TEXT SECTION ▸
-- Begin --

First get Feliway plug ins for around your house. They have really worked for me. 

Read thru this article on cat to cat introductions. 
Cat-to-Cat Introductions | Little Big Cat

Base Camp — How to Prepare for your New Cat | Little Big Cat

Im sure you know now never face off cats. It just doesnt work. Cats are territorial. They need their own space, and can be slow to accept other cats. 

This is a great resource too. I send this book to their new homes with my foster kitties. Think Like A Cat by Pamela Johnson Bennett

[ame="http://www.amazon.com/Think-Like-Cat-Pam-Johnson-Bennett/dp/1579544258/ref=sr_1_2?s=books&ie=UTF8&qid=1317402248&sr=1-2"]Amazon.com: Think Like a Cat (9781579544256): Pam Johnson-Bennett: Books[/ame]


Im sure other members with post also and give you good tips too.


----------



## Lenkolas (Jan 18, 2011)

Yeah don't worry about it! Nobody's gonna judge you. We all make mistakes and what's important here is the learning experience  As Mitts said, it doesn't work when you face off cats.

If you read the links Mitts gave you, that's pretty much everything you need to know. You'll need a lot of patience and determination, but I'm sure it can work. Your kitty is just terrified, I'm sure you've realized about that now. So just go through the intro process all over again, very, very slowly.

Tuna or any other smelly food on each side of the door for each "group" of cats (in this case, bf's 2 cats one side, your kitty the other) has really worked for me-they start relating good things with the scent of the "strange" cat.

Just that, good luck and keep us posted! Ánimo! :wink


----------



## Susan (Mar 29, 2010)

Nobody's the problem child...but it sounds like Kiwi is frightened, which is not unusual for a skittish cat when introduced to new cats.

I'd set up your spare bedroom as a safe room and put Kiwi in there. Keep the cats separated for about a week, to give Kiwi some time to settle down and feel safer. Spend as much time as you can in there with her. After about a week, follow the standard cat-to-cat introduction posted by Mitts & Tess, but take things slowly.


----------



## doodlebug (May 13, 2006)

zoologist said:


> since I keep blaming his cats.


You've received great advice already. I just want to add that you should not be placing blame on any of the cats. They are being cats...this is how they respond to the situation they've been put in. Restart the introduction process according to the articles you've been given. Definitely read Think Like a Cat...and I'll also add...read Cat vs Cat by the same author...it will give you great insight into how cats in a multi-cat household "think" and act (and why). There are always ongoing challenges with a multi-cat household...you need to learn to react to them instinctively...what to ignore and allow them to work out themselves and when to intervene.

In addition to the Feliway, you can try Pet Naturals of Vermont Calming Chews.


----------



## zoologist (Aug 17, 2010)

Thanks for your great advice, everyone! I'd seen the feliway plug ins and I think I am going to purchase them since I've seen many good things posted about them.

Since posting this topic I've set Kiwi up in our bedroom with the door closed. However there were a couple of times Yuki snuck in here yesterday (we had people over, they didn't know to keep the door closed, etc). at one point Kiwi and Yuki got into a scuffle and I separated them. At another point I opened the door to the bedroom and was surprised to see both Kiwi and Yuki relaxing on the bed only feet from each other. I don't understand how some times they will fight and other times they get along fine together?

Gizmo came into the bedroom this morning and Kiwi was very very curious. She was acting more like herself this morning after being able to settle into the room without any distractions from the other cats. She was very interested in how Gizmo smelled and did not even hiss back when Gizmo hissed at her for getting too close.
Should I think about getting Gizmo and Kiwi co-existing peacefully to get Kiwi used to other cats and then try to get her and Yuki to play nice?


----------

-- End --

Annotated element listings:
-- Begin --

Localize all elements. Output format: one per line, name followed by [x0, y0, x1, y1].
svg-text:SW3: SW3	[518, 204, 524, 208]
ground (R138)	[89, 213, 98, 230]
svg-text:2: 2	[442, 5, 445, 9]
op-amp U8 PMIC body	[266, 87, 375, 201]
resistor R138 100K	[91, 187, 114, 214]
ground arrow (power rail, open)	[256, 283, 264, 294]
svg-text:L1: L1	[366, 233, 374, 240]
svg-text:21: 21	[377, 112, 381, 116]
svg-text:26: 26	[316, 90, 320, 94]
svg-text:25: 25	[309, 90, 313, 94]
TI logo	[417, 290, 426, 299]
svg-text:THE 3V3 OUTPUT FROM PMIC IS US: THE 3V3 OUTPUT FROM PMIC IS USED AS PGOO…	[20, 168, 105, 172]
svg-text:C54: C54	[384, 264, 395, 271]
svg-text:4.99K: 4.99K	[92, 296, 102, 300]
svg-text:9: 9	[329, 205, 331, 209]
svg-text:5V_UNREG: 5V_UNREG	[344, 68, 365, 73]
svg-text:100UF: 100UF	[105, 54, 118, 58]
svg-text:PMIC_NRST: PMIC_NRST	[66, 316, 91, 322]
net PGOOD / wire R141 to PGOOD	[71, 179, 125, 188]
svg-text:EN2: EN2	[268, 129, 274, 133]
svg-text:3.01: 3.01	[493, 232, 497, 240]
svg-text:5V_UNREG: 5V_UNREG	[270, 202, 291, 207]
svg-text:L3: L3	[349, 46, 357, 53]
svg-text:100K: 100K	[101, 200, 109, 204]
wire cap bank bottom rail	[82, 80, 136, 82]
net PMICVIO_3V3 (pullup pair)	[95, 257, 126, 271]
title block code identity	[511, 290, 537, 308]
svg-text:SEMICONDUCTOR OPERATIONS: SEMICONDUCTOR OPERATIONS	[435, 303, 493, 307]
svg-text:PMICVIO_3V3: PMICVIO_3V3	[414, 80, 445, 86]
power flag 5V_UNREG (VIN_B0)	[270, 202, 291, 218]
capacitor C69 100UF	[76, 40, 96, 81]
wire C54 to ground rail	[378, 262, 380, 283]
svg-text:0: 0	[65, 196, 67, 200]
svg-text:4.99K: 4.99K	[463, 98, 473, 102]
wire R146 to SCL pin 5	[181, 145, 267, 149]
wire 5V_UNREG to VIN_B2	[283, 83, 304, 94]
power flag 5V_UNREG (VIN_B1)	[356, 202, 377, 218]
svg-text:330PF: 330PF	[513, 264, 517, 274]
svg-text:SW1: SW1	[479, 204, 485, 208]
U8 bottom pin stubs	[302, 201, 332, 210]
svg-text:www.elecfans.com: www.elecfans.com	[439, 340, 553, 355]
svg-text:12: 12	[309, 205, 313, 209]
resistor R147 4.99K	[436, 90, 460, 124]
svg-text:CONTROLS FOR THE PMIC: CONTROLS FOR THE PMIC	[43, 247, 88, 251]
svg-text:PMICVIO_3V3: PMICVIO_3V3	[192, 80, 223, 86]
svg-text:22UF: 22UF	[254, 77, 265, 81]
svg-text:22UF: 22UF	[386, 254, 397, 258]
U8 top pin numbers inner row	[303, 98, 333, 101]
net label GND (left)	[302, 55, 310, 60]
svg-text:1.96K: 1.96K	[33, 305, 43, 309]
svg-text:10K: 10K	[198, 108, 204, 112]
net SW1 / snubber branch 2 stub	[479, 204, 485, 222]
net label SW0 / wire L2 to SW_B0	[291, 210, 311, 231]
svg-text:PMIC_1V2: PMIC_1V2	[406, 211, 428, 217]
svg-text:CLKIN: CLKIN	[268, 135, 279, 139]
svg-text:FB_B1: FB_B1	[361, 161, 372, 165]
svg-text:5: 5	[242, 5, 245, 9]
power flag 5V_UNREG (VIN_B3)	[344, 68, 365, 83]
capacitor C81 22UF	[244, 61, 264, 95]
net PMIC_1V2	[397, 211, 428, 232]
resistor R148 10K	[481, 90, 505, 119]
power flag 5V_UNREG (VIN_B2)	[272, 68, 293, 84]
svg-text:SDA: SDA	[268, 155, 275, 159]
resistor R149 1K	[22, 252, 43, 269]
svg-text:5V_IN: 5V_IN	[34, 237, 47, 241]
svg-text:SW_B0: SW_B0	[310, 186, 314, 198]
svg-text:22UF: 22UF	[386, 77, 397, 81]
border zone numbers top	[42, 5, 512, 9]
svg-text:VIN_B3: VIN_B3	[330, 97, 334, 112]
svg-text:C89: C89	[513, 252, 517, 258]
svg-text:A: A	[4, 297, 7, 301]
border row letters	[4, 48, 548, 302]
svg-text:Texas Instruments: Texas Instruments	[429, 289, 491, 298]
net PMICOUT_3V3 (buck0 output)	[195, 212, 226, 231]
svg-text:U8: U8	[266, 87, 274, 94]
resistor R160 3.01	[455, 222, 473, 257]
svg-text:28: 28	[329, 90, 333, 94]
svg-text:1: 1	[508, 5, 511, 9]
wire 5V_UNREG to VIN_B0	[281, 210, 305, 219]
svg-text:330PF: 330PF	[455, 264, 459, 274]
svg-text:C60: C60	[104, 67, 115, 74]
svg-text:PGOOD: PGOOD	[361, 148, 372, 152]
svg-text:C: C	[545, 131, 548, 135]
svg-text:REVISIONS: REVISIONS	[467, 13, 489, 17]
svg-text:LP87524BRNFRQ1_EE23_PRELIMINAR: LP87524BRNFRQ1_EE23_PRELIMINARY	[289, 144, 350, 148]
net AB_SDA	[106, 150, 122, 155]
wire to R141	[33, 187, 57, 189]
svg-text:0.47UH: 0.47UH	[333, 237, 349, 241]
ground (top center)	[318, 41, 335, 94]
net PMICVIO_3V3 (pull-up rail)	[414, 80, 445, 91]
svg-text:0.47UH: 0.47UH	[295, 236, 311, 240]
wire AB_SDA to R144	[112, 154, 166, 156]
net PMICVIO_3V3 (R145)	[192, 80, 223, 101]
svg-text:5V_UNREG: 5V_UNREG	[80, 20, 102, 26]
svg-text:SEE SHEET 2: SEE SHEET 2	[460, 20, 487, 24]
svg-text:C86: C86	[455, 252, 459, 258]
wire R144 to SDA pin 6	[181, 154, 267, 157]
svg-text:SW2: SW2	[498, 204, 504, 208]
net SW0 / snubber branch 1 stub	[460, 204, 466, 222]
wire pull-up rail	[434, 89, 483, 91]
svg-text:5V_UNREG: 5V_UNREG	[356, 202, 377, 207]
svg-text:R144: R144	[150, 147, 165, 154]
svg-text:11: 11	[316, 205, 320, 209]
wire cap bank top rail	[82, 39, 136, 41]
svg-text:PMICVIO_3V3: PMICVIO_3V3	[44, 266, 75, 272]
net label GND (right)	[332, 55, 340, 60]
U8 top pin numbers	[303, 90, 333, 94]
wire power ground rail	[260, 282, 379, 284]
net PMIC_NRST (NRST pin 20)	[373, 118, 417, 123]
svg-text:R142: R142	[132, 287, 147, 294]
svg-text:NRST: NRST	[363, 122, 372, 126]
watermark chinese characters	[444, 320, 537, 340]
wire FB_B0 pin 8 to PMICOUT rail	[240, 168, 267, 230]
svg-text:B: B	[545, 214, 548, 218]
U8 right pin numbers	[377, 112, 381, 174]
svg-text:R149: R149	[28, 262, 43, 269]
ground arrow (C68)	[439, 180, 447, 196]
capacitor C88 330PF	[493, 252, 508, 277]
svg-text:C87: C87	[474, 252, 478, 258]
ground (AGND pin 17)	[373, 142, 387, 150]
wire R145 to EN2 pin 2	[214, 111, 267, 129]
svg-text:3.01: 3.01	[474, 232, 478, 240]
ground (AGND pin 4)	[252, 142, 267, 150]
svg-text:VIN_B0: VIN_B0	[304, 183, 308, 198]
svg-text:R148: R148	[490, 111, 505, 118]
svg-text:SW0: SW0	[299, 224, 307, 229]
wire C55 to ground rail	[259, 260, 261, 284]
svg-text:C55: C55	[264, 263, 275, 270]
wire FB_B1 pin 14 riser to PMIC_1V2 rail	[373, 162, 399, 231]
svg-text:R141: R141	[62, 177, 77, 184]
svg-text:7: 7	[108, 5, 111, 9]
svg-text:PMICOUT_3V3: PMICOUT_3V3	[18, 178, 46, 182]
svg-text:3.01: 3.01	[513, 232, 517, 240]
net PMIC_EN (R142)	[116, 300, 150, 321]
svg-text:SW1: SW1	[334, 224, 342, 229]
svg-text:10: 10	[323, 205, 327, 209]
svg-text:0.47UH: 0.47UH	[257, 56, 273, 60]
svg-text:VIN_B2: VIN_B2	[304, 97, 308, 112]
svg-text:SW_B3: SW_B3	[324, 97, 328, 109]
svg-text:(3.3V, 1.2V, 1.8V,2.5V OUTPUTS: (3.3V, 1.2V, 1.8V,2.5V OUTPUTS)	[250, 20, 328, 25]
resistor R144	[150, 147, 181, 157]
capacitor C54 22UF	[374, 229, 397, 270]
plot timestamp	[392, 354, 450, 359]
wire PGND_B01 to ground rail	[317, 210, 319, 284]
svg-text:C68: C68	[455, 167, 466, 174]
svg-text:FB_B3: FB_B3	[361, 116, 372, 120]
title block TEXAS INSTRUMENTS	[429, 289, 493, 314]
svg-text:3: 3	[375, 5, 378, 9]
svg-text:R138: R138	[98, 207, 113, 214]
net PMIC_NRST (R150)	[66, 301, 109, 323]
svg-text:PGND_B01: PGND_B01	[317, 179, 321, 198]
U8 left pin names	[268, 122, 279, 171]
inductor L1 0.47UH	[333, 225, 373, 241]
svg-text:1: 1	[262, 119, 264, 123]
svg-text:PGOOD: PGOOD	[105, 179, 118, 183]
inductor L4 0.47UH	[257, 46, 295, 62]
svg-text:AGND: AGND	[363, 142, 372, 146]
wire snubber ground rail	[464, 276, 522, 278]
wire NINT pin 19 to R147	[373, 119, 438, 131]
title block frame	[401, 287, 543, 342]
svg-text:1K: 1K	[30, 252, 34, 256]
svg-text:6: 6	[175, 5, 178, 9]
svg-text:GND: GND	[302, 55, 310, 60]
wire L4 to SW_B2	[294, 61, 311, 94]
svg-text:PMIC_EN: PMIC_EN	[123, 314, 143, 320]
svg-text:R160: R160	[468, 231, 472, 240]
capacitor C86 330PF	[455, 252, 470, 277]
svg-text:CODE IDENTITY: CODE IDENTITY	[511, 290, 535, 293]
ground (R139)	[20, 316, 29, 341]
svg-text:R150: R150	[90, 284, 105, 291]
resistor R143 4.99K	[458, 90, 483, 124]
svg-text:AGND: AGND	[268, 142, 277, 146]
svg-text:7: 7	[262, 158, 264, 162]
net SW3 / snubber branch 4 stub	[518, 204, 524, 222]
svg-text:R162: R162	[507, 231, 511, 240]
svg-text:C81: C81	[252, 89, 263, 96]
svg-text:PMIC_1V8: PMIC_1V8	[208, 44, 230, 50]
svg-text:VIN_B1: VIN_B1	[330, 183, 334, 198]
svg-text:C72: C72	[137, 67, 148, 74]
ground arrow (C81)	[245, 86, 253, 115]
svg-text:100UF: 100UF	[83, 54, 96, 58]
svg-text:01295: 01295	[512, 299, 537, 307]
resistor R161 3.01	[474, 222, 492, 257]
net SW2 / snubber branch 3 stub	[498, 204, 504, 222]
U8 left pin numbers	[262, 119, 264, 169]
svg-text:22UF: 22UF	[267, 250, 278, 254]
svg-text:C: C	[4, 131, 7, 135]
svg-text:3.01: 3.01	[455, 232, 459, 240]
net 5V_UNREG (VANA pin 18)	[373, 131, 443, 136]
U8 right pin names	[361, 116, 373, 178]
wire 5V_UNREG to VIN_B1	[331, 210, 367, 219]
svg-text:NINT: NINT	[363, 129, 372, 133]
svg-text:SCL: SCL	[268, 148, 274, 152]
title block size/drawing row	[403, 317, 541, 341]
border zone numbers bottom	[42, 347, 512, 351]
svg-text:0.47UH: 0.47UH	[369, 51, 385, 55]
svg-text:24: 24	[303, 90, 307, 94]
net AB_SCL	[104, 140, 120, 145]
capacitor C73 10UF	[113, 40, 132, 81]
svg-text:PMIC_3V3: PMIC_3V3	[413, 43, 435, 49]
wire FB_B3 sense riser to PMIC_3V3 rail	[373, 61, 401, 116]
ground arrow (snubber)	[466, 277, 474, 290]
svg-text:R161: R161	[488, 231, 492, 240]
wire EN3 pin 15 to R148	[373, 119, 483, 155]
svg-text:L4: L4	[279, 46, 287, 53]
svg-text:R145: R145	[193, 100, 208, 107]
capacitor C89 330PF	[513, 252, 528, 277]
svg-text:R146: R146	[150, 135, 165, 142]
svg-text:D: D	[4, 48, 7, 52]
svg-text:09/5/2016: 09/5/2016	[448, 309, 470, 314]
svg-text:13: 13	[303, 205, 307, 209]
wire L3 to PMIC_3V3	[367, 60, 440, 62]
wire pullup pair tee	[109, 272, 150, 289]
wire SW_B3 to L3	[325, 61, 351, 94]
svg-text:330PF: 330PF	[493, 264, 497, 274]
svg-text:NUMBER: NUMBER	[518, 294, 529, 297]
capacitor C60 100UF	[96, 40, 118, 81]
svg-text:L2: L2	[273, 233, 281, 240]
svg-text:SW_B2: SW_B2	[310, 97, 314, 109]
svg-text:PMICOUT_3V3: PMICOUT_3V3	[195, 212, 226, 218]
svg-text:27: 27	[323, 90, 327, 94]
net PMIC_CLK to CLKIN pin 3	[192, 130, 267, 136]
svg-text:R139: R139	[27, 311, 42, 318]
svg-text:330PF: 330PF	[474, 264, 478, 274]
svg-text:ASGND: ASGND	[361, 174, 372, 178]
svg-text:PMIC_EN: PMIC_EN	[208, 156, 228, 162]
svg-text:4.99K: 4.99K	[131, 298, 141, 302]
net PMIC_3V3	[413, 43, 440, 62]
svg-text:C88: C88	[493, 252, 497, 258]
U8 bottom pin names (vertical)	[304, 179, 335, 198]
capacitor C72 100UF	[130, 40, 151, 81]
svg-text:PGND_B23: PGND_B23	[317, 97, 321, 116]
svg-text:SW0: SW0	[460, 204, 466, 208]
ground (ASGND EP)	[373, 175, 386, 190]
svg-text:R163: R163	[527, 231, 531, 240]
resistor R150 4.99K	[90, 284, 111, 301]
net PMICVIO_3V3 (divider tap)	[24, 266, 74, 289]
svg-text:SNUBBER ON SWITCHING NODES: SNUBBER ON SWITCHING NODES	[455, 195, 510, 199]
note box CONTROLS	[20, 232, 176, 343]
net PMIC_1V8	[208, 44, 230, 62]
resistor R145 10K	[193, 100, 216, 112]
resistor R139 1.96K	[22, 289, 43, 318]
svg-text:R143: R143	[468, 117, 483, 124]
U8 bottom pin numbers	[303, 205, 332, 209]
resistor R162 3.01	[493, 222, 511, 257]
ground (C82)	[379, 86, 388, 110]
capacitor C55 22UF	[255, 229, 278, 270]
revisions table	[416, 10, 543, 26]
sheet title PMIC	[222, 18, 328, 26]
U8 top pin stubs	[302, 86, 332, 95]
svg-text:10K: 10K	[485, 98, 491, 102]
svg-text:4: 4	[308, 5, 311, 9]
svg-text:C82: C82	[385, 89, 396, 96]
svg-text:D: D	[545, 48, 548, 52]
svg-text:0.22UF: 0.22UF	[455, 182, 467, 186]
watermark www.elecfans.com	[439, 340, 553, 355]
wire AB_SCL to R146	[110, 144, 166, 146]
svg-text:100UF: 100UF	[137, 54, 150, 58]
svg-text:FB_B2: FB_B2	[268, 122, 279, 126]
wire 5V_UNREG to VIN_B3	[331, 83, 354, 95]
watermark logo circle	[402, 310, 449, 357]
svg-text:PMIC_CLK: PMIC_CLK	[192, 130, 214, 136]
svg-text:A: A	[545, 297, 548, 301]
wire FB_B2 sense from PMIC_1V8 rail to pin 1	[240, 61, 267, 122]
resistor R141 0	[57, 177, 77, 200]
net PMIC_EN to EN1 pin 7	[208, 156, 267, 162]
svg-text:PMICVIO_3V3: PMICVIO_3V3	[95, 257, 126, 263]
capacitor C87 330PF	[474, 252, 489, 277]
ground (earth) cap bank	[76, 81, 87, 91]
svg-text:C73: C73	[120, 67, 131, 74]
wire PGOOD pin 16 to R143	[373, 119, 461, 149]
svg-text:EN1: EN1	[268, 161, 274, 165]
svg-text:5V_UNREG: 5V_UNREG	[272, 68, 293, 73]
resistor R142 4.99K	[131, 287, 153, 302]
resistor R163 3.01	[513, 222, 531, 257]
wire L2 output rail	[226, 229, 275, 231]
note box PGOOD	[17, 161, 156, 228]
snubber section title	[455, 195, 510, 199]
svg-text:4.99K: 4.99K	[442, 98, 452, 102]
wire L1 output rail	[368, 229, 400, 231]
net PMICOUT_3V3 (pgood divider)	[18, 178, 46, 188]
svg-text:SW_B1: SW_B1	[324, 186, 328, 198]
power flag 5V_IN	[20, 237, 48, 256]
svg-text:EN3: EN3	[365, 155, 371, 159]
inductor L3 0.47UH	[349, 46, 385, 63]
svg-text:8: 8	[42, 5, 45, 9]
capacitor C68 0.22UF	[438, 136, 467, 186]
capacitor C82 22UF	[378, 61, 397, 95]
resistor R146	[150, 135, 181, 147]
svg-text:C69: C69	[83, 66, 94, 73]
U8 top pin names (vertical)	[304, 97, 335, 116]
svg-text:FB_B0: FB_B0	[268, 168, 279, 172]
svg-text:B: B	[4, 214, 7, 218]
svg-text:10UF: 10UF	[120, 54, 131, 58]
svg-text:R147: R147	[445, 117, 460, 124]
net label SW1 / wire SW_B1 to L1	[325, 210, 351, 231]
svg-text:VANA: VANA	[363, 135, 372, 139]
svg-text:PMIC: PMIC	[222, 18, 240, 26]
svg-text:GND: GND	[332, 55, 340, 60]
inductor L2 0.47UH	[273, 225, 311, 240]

-- End --

TASK LIST ▸
1. In the forum thread on cat introductions, why does placing tuna or other smelly food on each side of the door help?
2. List every username that appears in a post header in the forum thread on cat introductions.

THE SOLUTIONS ▸
1. The cats start to link good things with the scent of the "strange" cat on the other side of the door.

2. Lenkolas, Susan, doodlebug, zoologist